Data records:
* Start *

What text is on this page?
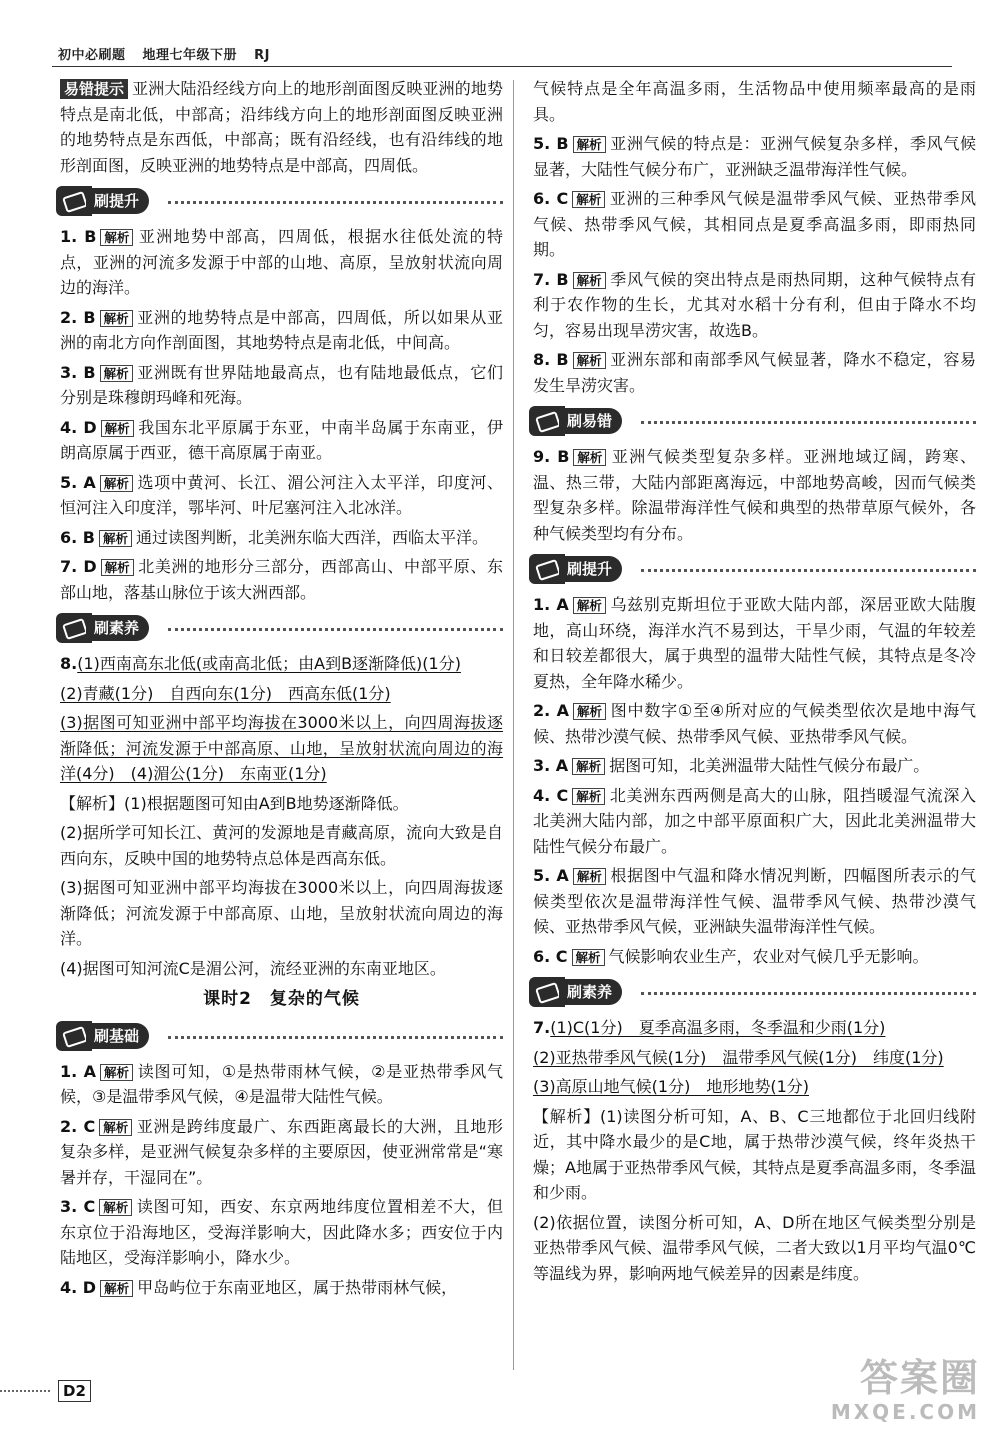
初中必刷题 地理七年级下册 RJ

易错提示 亚洲大陆沿经线方向上的地形剖面图反映亚洲的地势特点是南北低，中部高；沿纬线方向上的地形剖面图反映亚洲的地势特点是东西低，中部高；既有沿经线，也有沿纬线的地形剖面图，反映亚洲的地势特点是中部高，四周低。

刷提升

1. B 解析 亚洲地势中部高，四周低，根据水往低处流的特点，亚洲的河流多发源于中部的山地、高原，呈放射状流向周边的海洋。

2. B 解析 亚洲的地势特点是中部高，四周低，所以如果从亚洲的南北方向作剖面图，其地势特点是南北低，中间高。

3. B 解析 亚洲既有世界陆地最高点，也有陆地最低点，它们分别是珠穆朗玛峰和死海。

4. D 解析 我国东北平原属于东亚，中南半岛属于东南亚，伊朗高原属于西亚，德干高原属于南亚。

5. A 解析 选项中黄河、长江、湄公河注入太平洋，印度河、恒河注入印度洋，鄂毕河、叶尼塞河注入北冰洋。

6. B 解析 通过读图判断，北美洲东临大西洋，西临太平洋。

7. D 解析 北美洲的地形分三部分，西部高山、中部平原、东部山地，落基山脉位于该大洲西部。

刷素养

8.(1)西南高东北低(或南高北低；由A到B逐渐降低)(1分)

(2)青藏(1分)　自西向东(1分)　西高东低(1分)

(3)据图可知亚洲中部平均海拔在3000米以上，向四周海拔逐渐降低；河流发源于中部高原、山地，呈放射状流向周边的海洋(4分)　(4)湄公(1分)　东南亚(1分)

【解析】(1)根据题图可知由A到B地势逐渐降低。

(2)据所学可知长江、黄河的发源地是青藏高原，流向大致是自西向东，反映中国的地势特点总体是西高东低。

(3)据图可知亚洲中部平均海拔在3000米以上，向四周海拔逐渐降低；河流发源于中部高原、山地，呈放射状流向周边的海洋。

(4)据图可知河流C是湄公河，流经亚洲的东南亚地区。

课时2　复杂的气候
刷基础

1. A 解析 读图可知，①是热带雨林气候，②是亚热带季风气候，③是温带季风气候，④是温带大陆性气候。

2. C 解析 亚洲是跨纬度最广、东西距离最长的大洲，且地形复杂多样，是亚洲气候复杂多样的主要原因，使亚洲常常是“寒暑并存，干湿同在”。

3. C 解析 读图可知，西安、东京两地纬度位置相差不大，但东京位于沿海地区，受海洋影响大，因此降水多；西安位于内陆地区，受海洋影响小，降水少。

4. D 解析 甲岛屿位于东南亚地区，属于热带雨林气候，

气候特点是全年高温多雨，生活物品中使用频率最高的是雨具。

5. B 解析 亚洲气候的特点是：亚洲气候复杂多样，季风气候显著，大陆性气候分布广，亚洲缺乏温带海洋性气候。

6. C 解析 亚洲的三种季风气候是温带季风气候、亚热带季风气候、热带季风气候，其相同点是夏季高温多雨，即雨热同期。

7. B 解析 季风气候的突出特点是雨热同期，这种气候特点有利于农作物的生长，尤其对水稻十分有利，但由于降水不均匀，容易出现旱涝灾害，故选B。

8. B 解析 亚洲东部和南部季风气候显著，降水不稳定，容易发生旱涝灾害。

刷易错

9. B 解析 亚洲气候类型复杂多样。亚洲地域辽阔，跨寒、温、热三带，大陆内部距离海远，中部地势高峻，因而气候类型复杂多样。除温带海洋性气候和典型的热带草原气候外，各种气候类型均有分布。

刷提升

1. A 解析 乌兹别克斯坦位于亚欧大陆内部，深居亚欧大陆腹地，高山环绕，海洋水汽不易到达，干旱少雨，气温的年较差和日较差都很大，属于典型的温带大陆性气候，其特点是冬冷夏热，全年降水稀少。

2. A 解析 图中数字①至④所对应的气候类型依次是地中海气候、热带沙漠气候、热带季风气候、亚热带季风气候。

3. A 解析 据图可知，北美洲温带大陆性气候分布最广。

4. C 解析 北美洲东西两侧是高大的山脉，阻挡暖湿气流深入北美洲大陆内部，加之中部平原面积广大，因此北美洲温带大陆性气候分布最广。

5. A 解析 根据图中气温和降水情况判断，四幅图所表示的气候类型依次是温带海洋性气候、温带季风气候、热带沙漠气候、亚热带季风气候，亚洲缺失温带海洋性气候。

6. C 解析 气候影响农业生产，农业对气候几乎无影响。

刷素养

7.(1)C(1分)　夏季高温多雨，冬季温和少雨(1分)

(2)亚热带季风气候(1分)　温带季风气候(1分)　纬度(1分)

(3)高原山地气候(1分)　地形地势(1分)

【解析】(1)读图分析可知，A、B、C三地都位于北回归线附近，其中降水最少的是C地，属于热带沙漠气候，终年炎热干燥；A地属于亚热带季风气候，其特点是夏季高温多雨，冬季温和少雨。

(2)依据位置，读图分析可知，A、D所在地区气候类型分别是亚热带季风气候、温带季风气候，二者大致以1月平均气温0℃等温线为界，影响两地气候差异的因素是纬度。

D2	答案圈
MXQE.COM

* End *

## [EXERCISE PROMPT]
Exactly reproduce the entries above, minus the pictures.

## [FULL SOLUTION]
What text is on this page?
初中必刷题 地理七年级下册 RJ

易错提示 亚洲大陆沿经线方向上的地形剖面图反映亚洲的地势特点是南北低，中部高；沿纬线方向上的地形剖面图反映亚洲的地势特点是东西低，中部高；既有沿经线，也有沿纬线的地形剖面图，反映亚洲的地势特点是中部高，四周低。

刷提升

1. B 解析 亚洲地势中部高，四周低，根据水往低处流的特点，亚洲的河流多发源于中部的山地、高原，呈放射状流向周边的海洋。

2. B 解析 亚洲的地势特点是中部高，四周低，所以如果从亚洲的南北方向作剖面图，其地势特点是南北低，中间高。

3. B 解析 亚洲既有世界陆地最高点，也有陆地最低点，它们分别是珠穆朗玛峰和死海。

4. D 解析 我国东北平原属于东亚，中南半岛属于东南亚，伊朗高原属于西亚，德干高原属于南亚。

5. A 解析 选项中黄河、长江、湄公河注入太平洋，印度河、恒河注入印度洋，鄂毕河、叶尼塞河注入北冰洋。

6. B 解析 通过读图判断，北美洲东临大西洋，西临太平洋。

7. D 解析 北美洲的地形分三部分，西部高山、中部平原、东部山地，落基山脉位于该大洲西部。

刷素养

8.(1)西南高东北低(或南高北低；由A到B逐渐降低)(1分)

(2)青藏(1分)　自西向东(1分)　西高东低(1分)

(3)据图可知亚洲中部平均海拔在3000米以上，向四周海拔逐渐降低；河流发源于中部高原、山地，呈放射状流向周边的海洋(4分)　(4)湄公(1分)　东南亚(1分)

【解析】(1)根据题图可知由A到B地势逐渐降低。

(2)据所学可知长江、黄河的发源地是青藏高原，流向大致是自西向东，反映中国的地势特点总体是西高东低。

(3)据图可知亚洲中部平均海拔在3000米以上，向四周海拔逐渐降低；河流发源于中部高原、山地，呈放射状流向周边的海洋。

(4)据图可知河流C是湄公河，流经亚洲的东南亚地区。

课时2　复杂的气候
刷基础

1. A 解析 读图可知，①是热带雨林气候，②是亚热带季风气候，③是温带季风气候，④是温带大陆性气候。

2. C 解析 亚洲是跨纬度最广、东西距离最长的大洲，且地形复杂多样，是亚洲气候复杂多样的主要原因，使亚洲常常是“寒暑并存，干湿同在”。

3. C 解析 读图可知，西安、东京两地纬度位置相差不大，但东京位于沿海地区，受海洋影响大，因此降水多；西安位于内陆地区，受海洋影响小，降水少。

4. D 解析 甲岛屿位于东南亚地区，属于热带雨林气候，

气候特点是全年高温多雨，生活物品中使用频率最高的是雨具。

5. B 解析 亚洲气候的特点是：亚洲气候复杂多样，季风气候显著，大陆性气候分布广，亚洲缺乏温带海洋性气候。

6. C 解析 亚洲的三种季风气候是温带季风气候、亚热带季风气候、热带季风气候，其相同点是夏季高温多雨，即雨热同期。

7. B 解析 季风气候的突出特点是雨热同期，这种气候特点有利于农作物的生长，尤其对水稻十分有利，但由于降水不均匀，容易出现旱涝灾害，故选B。

8. B 解析 亚洲东部和南部季风气候显著，降水不稳定，容易发生旱涝灾害。

刷易错

9. B 解析 亚洲气候类型复杂多样。亚洲地域辽阔，跨寒、温、热三带，大陆内部距离海远，中部地势高峻，因而气候类型复杂多样。除温带海洋性气候和典型的热带草原气候外，各种气候类型均有分布。

刷提升

1. A 解析 乌兹别克斯坦位于亚欧大陆内部，深居亚欧大陆腹地，高山环绕，海洋水汽不易到达，干旱少雨，气温的年较差和日较差都很大，属于典型的温带大陆性气候，其特点是冬冷夏热，全年降水稀少。

2. A 解析 图中数字①至④所对应的气候类型依次是地中海气候、热带沙漠气候、热带季风气候、亚热带季风气候。

3. A 解析 据图可知，北美洲温带大陆性气候分布最广。

4. C 解析 北美洲东西两侧是高大的山脉，阻挡暖湿气流深入北美洲大陆内部，加之中部平原面积广大，因此北美洲温带大陆性气候分布最广。

5. A 解析 根据图中气温和降水情况判断，四幅图所表示的气候类型依次是温带海洋性气候、温带季风气候、热带沙漠气候、亚热带季风气候，亚洲缺失温带海洋性气候。

6. C 解析 气候影响农业生产，农业对气候几乎无影响。

刷素养

7.(1)C(1分)　夏季高温多雨，冬季温和少雨(1分)

(2)亚热带季风气候(1分)　温带季风气候(1分)　纬度(1分)

(3)高原山地气候(1分)　地形地势(1分)

【解析】(1)读图分析可知，A、B、C三地都位于北回归线附近，其中降水最少的是C地，属于热带沙漠气候，终年炎热干燥；A地属于亚热带季风气候，其特点是夏季高温多雨，冬季温和少雨。

(2)依据位置，读图分析可知，A、D所在地区气候类型分别是亚热带季风气候、温带季风气候，二者大致以1月平均气温0℃等温线为界，影响两地气候差异的因素是纬度。

D2	答案圈
MXQE.COM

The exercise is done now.